> WHAT YOU SHOULD DO
Reproduce the records below in full and exactly, without their images.

> RECORD LIST
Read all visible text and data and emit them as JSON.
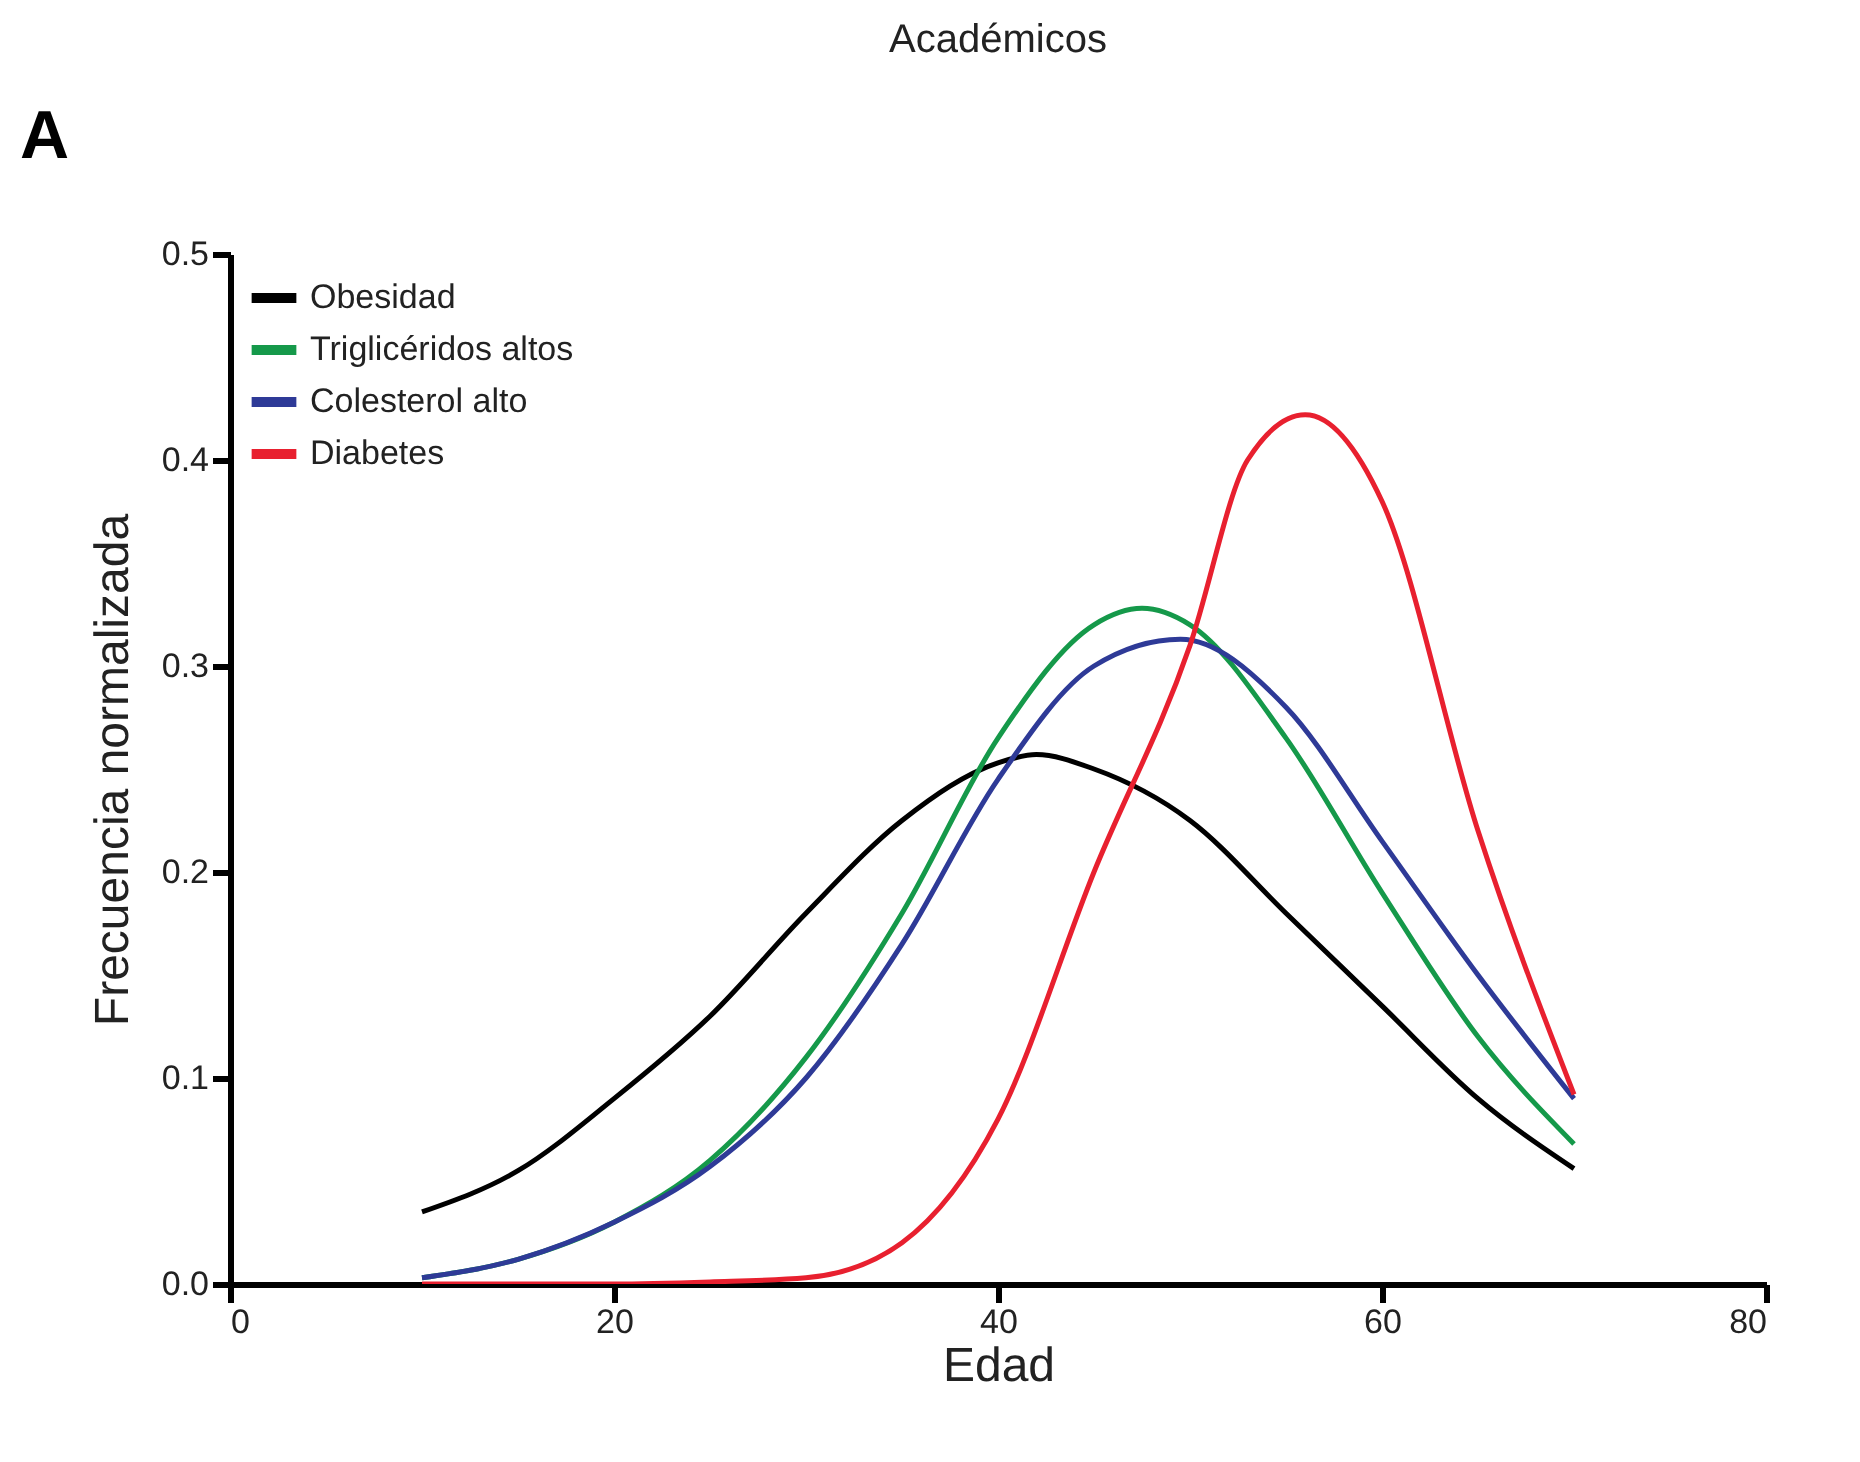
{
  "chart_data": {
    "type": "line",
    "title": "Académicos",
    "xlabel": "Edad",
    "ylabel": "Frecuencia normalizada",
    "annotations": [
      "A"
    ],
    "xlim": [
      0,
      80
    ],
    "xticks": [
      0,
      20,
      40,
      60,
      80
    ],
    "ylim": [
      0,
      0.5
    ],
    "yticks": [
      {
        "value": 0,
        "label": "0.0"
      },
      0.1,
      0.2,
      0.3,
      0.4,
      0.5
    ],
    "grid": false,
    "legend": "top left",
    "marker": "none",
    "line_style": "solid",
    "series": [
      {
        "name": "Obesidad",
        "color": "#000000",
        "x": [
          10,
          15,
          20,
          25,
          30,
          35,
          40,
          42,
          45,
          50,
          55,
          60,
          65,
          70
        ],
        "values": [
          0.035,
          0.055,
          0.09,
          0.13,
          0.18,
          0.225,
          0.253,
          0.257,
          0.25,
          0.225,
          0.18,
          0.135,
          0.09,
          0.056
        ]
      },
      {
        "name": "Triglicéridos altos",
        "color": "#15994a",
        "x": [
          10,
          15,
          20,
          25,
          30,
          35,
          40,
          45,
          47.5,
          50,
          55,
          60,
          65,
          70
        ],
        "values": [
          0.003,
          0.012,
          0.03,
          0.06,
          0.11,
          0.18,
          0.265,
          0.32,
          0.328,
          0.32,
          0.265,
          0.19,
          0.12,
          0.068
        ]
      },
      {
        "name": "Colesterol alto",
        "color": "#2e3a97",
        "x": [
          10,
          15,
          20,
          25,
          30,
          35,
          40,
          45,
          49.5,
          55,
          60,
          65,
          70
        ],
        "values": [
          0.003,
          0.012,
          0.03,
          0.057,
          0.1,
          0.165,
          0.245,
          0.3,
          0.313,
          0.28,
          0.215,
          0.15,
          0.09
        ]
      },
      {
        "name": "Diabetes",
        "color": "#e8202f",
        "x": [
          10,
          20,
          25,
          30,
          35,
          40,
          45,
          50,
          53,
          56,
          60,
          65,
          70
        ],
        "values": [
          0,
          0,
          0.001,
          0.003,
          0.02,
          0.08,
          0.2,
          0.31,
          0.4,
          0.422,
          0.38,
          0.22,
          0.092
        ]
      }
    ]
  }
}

> TASK RESPONSE
Read all visible text and data and emit them as JSON.
{
  "chart_data": {
    "type": "line",
    "title": "Académicos",
    "xlabel": "Edad",
    "ylabel": "Frecuencia normalizada",
    "annotations": [
      "A"
    ],
    "xlim": [
      0,
      80
    ],
    "xticks": [
      0,
      20,
      40,
      60,
      80
    ],
    "ylim": [
      0,
      0.5
    ],
    "yticks": [
      {
        "value": 0,
        "label": "0.0"
      },
      0.1,
      0.2,
      0.3,
      0.4,
      0.5
    ],
    "grid": false,
    "legend": "top left",
    "marker": "none",
    "line_style": "solid",
    "series": [
      {
        "name": "Obesidad",
        "color": "#000000",
        "x": [
          10,
          15,
          20,
          25,
          30,
          35,
          40,
          42,
          45,
          50,
          55,
          60,
          65,
          70
        ],
        "values": [
          0.035,
          0.055,
          0.09,
          0.13,
          0.18,
          0.225,
          0.253,
          0.257,
          0.25,
          0.225,
          0.18,
          0.135,
          0.09,
          0.056
        ]
      },
      {
        "name": "Triglicéridos altos",
        "color": "#15994a",
        "x": [
          10,
          15,
          20,
          25,
          30,
          35,
          40,
          45,
          47.5,
          50,
          55,
          60,
          65,
          70
        ],
        "values": [
          0.003,
          0.012,
          0.03,
          0.06,
          0.11,
          0.18,
          0.265,
          0.32,
          0.328,
          0.32,
          0.265,
          0.19,
          0.12,
          0.068
        ]
      },
      {
        "name": "Colesterol alto",
        "color": "#2e3a97",
        "x": [
          10,
          15,
          20,
          25,
          30,
          35,
          40,
          45,
          49.5,
          55,
          60,
          65,
          70
        ],
        "values": [
          0.003,
          0.012,
          0.03,
          0.057,
          0.1,
          0.165,
          0.245,
          0.3,
          0.313,
          0.28,
          0.215,
          0.15,
          0.09
        ]
      },
      {
        "name": "Diabetes",
        "color": "#e8202f",
        "x": [
          10,
          20,
          25,
          30,
          35,
          40,
          45,
          50,
          53,
          56,
          60,
          65,
          70
        ],
        "values": [
          0,
          0,
          0.001,
          0.003,
          0.02,
          0.08,
          0.2,
          0.31,
          0.4,
          0.422,
          0.38,
          0.22,
          0.092
        ]
      }
    ]
  }
}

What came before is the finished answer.